1. put bitcoinlover in wordlist

use masks on the password. For example:

?H?itcoinlover?d?d?d?a

This mask would crack the password very fast but is not realistic as we dont know all the Details of the password. This is just meant to show you how easy it can be to crack passwords.

Thank You, as I read Jack the Rapper documentation it might help. First I envisioned the JTR running under BAT file control, but now I also discovered software that takes wordlists directly and works with TrueCrypt and DiscCryptor under Windows. Now only the question is a good wordlist that contains my password from the password I remember and have written down.

[ABCbits]

Since you said you enter it everyday for 1.5 years, i feel it's far more likely the header got corrupted.

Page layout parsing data

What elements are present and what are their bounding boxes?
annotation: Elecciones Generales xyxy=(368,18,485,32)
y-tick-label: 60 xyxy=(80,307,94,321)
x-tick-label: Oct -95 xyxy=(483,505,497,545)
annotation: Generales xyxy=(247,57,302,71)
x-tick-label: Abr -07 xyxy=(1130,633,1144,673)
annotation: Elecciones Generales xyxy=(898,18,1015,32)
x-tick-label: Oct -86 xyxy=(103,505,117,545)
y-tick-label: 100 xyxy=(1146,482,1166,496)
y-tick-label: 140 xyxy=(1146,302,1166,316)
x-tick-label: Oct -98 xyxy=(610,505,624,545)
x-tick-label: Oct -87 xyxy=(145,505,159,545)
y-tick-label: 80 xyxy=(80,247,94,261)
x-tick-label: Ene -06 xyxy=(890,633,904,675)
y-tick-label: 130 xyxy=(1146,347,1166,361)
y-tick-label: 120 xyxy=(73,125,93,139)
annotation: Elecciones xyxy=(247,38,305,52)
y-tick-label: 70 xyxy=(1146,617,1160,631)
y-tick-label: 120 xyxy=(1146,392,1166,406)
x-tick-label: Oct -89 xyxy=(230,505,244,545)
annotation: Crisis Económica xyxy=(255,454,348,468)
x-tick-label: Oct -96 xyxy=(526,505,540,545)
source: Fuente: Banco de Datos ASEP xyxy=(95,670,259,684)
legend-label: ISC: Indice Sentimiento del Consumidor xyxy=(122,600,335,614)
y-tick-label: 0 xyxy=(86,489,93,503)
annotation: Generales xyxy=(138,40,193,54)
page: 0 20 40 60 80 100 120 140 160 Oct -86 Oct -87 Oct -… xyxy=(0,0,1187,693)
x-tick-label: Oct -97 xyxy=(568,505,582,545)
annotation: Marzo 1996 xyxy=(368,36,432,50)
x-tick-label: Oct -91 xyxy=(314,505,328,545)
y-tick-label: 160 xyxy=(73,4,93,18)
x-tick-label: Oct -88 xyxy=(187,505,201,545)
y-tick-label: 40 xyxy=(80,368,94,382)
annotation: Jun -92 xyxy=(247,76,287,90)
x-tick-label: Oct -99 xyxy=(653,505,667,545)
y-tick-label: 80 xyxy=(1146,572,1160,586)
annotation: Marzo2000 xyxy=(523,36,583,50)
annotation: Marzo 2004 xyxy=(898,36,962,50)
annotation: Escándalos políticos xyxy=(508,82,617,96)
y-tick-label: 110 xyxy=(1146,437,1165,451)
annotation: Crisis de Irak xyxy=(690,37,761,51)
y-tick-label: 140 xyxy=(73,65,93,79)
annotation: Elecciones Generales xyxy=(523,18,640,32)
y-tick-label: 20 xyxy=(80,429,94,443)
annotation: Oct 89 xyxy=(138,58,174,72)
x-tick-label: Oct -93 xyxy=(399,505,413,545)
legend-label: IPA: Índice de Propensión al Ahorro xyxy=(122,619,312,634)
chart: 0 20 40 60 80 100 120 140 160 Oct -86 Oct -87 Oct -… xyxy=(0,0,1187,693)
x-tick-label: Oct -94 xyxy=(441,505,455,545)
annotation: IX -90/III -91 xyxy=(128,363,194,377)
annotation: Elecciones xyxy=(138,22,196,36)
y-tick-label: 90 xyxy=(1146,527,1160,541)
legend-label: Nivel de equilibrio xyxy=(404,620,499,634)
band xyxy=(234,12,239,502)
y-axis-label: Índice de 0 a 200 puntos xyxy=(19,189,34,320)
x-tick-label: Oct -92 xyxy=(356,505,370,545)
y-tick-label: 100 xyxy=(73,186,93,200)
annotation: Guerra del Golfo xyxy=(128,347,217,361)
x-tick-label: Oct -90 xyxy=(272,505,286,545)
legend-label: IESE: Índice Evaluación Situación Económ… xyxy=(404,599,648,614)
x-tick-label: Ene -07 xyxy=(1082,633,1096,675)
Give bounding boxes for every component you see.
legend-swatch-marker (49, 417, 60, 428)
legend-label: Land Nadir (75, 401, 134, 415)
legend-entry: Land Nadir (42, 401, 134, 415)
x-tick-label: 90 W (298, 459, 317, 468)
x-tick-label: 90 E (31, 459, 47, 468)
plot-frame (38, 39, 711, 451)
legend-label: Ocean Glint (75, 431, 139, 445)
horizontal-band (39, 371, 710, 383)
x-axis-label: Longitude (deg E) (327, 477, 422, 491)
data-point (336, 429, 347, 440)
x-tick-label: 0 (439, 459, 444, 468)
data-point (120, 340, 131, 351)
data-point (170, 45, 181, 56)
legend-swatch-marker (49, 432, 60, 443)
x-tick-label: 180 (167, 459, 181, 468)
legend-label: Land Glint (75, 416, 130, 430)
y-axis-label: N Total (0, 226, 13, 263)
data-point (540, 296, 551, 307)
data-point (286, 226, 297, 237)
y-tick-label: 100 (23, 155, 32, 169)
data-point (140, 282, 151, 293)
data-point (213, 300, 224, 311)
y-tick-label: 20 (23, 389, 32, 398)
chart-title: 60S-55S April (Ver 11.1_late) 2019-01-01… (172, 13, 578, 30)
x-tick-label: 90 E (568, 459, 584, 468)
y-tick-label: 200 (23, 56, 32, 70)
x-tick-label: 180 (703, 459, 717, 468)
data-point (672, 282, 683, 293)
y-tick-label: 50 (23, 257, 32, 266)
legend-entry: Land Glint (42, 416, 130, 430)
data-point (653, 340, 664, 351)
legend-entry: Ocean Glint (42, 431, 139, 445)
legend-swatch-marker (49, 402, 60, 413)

TASK BRIEF
Copy the forum thread about recovering a forgotten password word for word, from start to finish.

RESPONSE FOR THIS EXERCISE
1. put bitcoinlover in wordlist

use masks on the password. For example:

?H?itcoinlover?d?d?d?a

This mask would crack the password very fast but is not realistic as we dont know all the Details of the password. This is just meant to show you how easy it can be to crack passwords.

Thank You, as I read Jack the Rapper documentation it might help. First I envisioned the JTR running under BAT file control, but now I also discovered software that takes wordlists directly and works with TrueCrypt and DiscCryptor under Windows. Now only the question is a good wordlist that contains my password from the password I remember and have written down.

[ABCbits]

Since you said you enter it everyday for 1.5 years, i feel it's far more likely the header got corrupted.